-- begin ROWS --
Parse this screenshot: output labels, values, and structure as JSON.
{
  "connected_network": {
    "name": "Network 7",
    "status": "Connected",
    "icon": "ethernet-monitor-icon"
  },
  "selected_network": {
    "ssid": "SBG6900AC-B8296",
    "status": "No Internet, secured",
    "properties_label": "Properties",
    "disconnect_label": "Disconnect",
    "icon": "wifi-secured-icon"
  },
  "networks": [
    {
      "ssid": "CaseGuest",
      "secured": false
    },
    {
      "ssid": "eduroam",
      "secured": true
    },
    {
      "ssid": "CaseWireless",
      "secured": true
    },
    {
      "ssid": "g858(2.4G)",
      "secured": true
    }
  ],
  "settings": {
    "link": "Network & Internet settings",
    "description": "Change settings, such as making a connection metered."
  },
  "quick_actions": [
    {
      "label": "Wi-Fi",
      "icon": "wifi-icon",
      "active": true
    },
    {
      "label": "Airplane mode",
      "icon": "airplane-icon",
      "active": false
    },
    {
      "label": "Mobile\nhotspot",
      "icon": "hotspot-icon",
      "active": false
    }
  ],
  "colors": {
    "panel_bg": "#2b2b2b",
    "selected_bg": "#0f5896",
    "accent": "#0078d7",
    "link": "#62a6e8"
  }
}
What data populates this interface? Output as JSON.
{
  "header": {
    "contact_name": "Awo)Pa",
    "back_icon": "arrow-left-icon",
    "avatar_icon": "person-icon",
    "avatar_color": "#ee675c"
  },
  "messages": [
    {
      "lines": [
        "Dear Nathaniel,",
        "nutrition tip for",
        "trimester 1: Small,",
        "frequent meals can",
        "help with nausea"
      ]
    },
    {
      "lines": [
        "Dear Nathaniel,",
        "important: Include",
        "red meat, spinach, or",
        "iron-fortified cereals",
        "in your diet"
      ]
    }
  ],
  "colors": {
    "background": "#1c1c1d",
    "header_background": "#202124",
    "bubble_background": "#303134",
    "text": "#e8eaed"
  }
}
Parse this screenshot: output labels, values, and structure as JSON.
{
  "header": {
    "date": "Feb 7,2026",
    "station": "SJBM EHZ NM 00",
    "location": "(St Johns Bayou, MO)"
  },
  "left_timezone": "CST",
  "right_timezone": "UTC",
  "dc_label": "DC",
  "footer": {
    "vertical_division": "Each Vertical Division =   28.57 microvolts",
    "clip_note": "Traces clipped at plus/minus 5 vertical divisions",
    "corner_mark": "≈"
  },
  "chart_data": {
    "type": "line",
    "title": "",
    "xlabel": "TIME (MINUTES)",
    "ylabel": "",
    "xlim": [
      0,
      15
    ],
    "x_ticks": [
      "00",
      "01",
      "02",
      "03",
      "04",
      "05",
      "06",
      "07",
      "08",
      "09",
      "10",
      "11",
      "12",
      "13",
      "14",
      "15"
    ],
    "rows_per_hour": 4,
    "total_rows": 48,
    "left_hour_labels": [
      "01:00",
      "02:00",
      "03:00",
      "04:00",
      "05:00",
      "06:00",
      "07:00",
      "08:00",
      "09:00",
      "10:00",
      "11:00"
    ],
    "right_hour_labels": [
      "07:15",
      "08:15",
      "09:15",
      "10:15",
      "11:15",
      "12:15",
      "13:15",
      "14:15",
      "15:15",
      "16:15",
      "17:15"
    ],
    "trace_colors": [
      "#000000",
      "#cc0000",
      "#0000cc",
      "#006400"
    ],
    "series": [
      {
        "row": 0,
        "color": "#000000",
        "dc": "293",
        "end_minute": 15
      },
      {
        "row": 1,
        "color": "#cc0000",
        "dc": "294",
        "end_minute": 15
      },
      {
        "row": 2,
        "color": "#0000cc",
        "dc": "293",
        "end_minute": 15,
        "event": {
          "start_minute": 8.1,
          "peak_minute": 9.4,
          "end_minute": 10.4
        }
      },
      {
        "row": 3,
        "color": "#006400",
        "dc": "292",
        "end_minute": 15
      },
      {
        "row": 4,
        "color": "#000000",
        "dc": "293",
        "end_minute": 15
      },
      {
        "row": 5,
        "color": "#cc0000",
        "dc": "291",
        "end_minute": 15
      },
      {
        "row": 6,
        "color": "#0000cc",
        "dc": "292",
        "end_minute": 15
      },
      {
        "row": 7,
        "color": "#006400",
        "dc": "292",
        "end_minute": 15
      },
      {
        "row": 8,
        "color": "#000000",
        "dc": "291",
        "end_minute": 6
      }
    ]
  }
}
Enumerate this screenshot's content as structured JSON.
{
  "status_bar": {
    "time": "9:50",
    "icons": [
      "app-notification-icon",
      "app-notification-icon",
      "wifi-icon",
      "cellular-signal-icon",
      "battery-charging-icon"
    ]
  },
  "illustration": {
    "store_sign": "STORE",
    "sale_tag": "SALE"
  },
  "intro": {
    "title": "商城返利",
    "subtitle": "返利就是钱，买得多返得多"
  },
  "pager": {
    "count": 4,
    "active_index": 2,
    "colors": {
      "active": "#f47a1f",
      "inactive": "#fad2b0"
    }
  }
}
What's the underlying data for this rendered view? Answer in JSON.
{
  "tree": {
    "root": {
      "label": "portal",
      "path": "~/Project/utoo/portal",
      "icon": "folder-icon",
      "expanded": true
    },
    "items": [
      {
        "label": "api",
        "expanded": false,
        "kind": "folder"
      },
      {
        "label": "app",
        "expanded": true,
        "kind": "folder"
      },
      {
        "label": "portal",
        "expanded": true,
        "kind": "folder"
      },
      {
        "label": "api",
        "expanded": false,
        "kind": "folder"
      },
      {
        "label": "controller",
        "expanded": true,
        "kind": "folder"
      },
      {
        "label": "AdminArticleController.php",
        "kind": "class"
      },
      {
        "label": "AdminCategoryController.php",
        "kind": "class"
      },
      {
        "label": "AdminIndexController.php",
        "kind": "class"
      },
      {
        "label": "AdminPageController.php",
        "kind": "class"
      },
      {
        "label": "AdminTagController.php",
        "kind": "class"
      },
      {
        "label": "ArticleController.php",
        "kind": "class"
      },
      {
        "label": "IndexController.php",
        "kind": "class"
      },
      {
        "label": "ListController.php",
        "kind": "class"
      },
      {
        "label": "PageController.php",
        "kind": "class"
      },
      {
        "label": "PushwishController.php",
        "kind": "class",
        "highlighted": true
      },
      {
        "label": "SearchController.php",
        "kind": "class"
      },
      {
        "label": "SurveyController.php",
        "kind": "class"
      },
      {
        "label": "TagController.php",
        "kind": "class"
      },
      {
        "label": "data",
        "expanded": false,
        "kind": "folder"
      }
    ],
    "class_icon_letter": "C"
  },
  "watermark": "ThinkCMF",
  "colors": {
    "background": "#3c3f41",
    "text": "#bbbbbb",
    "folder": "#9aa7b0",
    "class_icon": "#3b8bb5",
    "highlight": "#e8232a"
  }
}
-- end ROWS --
=== WHAT YOU NEED TO DO ===
Word for word, write out all of the data above.

=== RESULT ===
Parse this screenshot: output labels, values, and structure as JSON.
{
  "connected_network": {
    "name": "Network 7",
    "status": "Connected",
    "icon": "ethernet-monitor-icon"
  },
  "selected_network": {
    "ssid": "SBG6900AC-B8296",
    "status": "No Internet, secured",
    "properties_label": "Properties",
    "disconnect_label": "Disconnect",
    "icon": "wifi-secured-icon"
  },
  "networks": [
    {
      "ssid": "CaseGuest",
      "secured": false
    },
    {
      "ssid": "eduroam",
      "secured": true
    },
    {
      "ssid": "CaseWireless",
      "secured": true
    },
    {
      "ssid": "g858(2.4G)",
      "secured": true
    }
  ],
  "settings": {
    "link": "Network & Internet settings",
    "description": "Change settings, such as making a connection metered."
  },
  "quick_actions": [
    {
      "label": "Wi-Fi",
      "icon": "wifi-icon",
      "active": true
    },
    {
      "label": "Airplane mode",
      "icon": "airplane-icon",
      "active": false
    },
    {
      "label": "Mobile\nhotspot",
      "icon": "hotspot-icon",
      "active": false
    }
  ],
  "colors": {
    "panel_bg": "#2b2b2b",
    "selected_bg": "#0f5896",
    "accent": "#0078d7",
    "link": "#62a6e8"
  }
}
What data populates this interface? Output as JSON.
{
  "header": {
    "contact_name": "Awo)Pa",
    "back_icon": "arrow-left-icon",
    "avatar_icon": "person-icon",
    "avatar_color": "#ee675c"
  },
  "messages": [
    {
      "lines": [
        "Dear Nathaniel,",
        "nutrition tip for",
        "trimester 1: Small,",
        "frequent meals can",
        "help with nausea"
      ]
    },
    {
      "lines": [
        "Dear Nathaniel,",
        "important: Include",
        "red meat, spinach, or",
        "iron-fortified cereals",
        "in your diet"
      ]
    }
  ],
  "colors": {
    "background": "#1c1c1d",
    "header_background": "#202124",
    "bubble_background": "#303134",
    "text": "#e8eaed"
  }
}
Parse this screenshot: output labels, values, and structure as JSON.
{
  "header": {
    "date": "Feb 7,2026",
    "station": "SJBM EHZ NM 00",
    "location": "(St Johns Bayou, MO)"
  },
  "left_timezone": "CST",
  "right_timezone": "UTC",
  "dc_label": "DC",
  "footer": {
    "vertical_division": "Each Vertical Division =   28.57 microvolts",
    "clip_note": "Traces clipped at plus/minus 5 vertical divisions",
    "corner_mark": "≈"
  },
  "chart_data": {
    "type": "line",
    "title": "",
    "xlabel": "TIME (MINUTES)",
    "ylabel": "",
    "xlim": [
      0,
      15
    ],
    "x_ticks": [
      "00",
      "01",
      "02",
      "03",
      "04",
      "05",
      "06",
      "07",
      "08",
      "09",
      "10",
      "11",
      "12",
      "13",
      "14",
      "15"
    ],
    "rows_per_hour": 4,
    "total_rows": 48,
    "left_hour_labels": [
      "01:00",
      "02:00",
      "03:00",
      "04:00",
      "05:00",
      "06:00",
      "07:00",
      "08:00",
      "09:00",
      "10:00",
      "11:00"
    ],
    "right_hour_labels": [
      "07:15",
      "08:15",
      "09:15",
      "10:15",
      "11:15",
      "12:15",
      "13:15",
      "14:15",
      "15:15",
      "16:15",
      "17:15"
    ],
    "trace_colors": [
      "#000000",
      "#cc0000",
      "#0000cc",
      "#006400"
    ],
    "series": [
      {
        "row": 0,
        "color": "#000000",
        "dc": "293",
        "end_minute": 15
      },
      {
        "row": 1,
        "color": "#cc0000",
        "dc": "294",
        "end_minute": 15
      },
      {
        "row": 2,
        "color": "#0000cc",
        "dc": "293",
        "end_minute": 15,
        "event": {
          "start_minute": 8.1,
          "peak_minute": 9.4,
          "end_minute": 10.4
        }
      },
      {
        "row": 3,
        "color": "#006400",
        "dc": "292",
        "end_minute": 15
      },
      {
        "row": 4,
        "color": "#000000",
        "dc": "293",
        "end_minute": 15
      },
      {
        "row": 5,
        "color": "#cc0000",
        "dc": "291",
        "end_minute": 15
      },
      {
        "row": 6,
        "color": "#0000cc",
        "dc": "292",
        "end_minute": 15
      },
      {
        "row": 7,
        "color": "#006400",
        "dc": "292",
        "end_minute": 15
      },
      {
        "row": 8,
        "color": "#000000",
        "dc": "291",
        "end_minute": 6
      }
    ]
  }
}
Enumerate this screenshot's content as structured JSON.
{
  "status_bar": {
    "time": "9:50",
    "icons": [
      "app-notification-icon",
      "app-notification-icon",
      "wifi-icon",
      "cellular-signal-icon",
      "battery-charging-icon"
    ]
  },
  "illustration": {
    "store_sign": "STORE",
    "sale_tag": "SALE"
  },
  "intro": {
    "title": "商城返利",
    "subtitle": "返利就是钱，买得多返得多"
  },
  "pager": {
    "count": 4,
    "active_index": 2,
    "colors": {
      "active": "#f47a1f",
      "inactive": "#fad2b0"
    }
  }
}
What's the underlying data for this rendered view? Answer in JSON.
{
  "tree": {
    "root": {
      "label": "portal",
      "path": "~/Project/utoo/portal",
      "icon": "folder-icon",
      "expanded": true
    },
    "items": [
      {
        "label": "api",
        "expanded": false,
        "kind": "folder"
      },
      {
        "label": "app",
        "expanded": true,
        "kind": "folder"
      },
      {
        "label": "portal",
        "expanded": true,
        "kind": "folder"
      },
      {
        "label": "api",
        "expanded": false,
        "kind": "folder"
      },
      {
        "label": "controller",
        "expanded": true,
        "kind": "folder"
      },
      {
        "label": "AdminArticleController.php",
        "kind": "class"
      },
      {
        "label": "AdminCategoryController.php",
        "kind": "class"
      },
      {
        "label": "AdminIndexController.php",
        "kind": "class"
      },
      {
        "label": "AdminPageController.php",
        "kind": "class"
      },
      {
        "label": "AdminTagController.php",
        "kind": "class"
      },
      {
        "label": "ArticleController.php",
        "kind": "class"
      },
      {
        "label": "IndexController.php",
        "kind": "class"
      },
      {
        "label": "ListController.php",
        "kind": "class"
      },
      {
        "label": "PageController.php",
        "kind": "class"
      },
      {
        "label": "PushwishController.php",
        "kind": "class",
        "highlighted": true
      },
      {
        "label": "SearchController.php",
        "kind": "class"
      },
      {
        "label": "SurveyController.php",
        "kind": "class"
      },
      {
        "label": "TagController.php",
        "kind": "class"
      },
      {
        "label": "data",
        "expanded": false,
        "kind": "folder"
      }
    ],
    "class_icon_letter": "C"
  },
  "watermark": "ThinkCMF",
  "colors": {
    "background": "#3c3f41",
    "text": "#bbbbbb",
    "folder": "#9aa7b0",
    "class_icon": "#3b8bb5",
    "highlight": "#e8232a"
  }
}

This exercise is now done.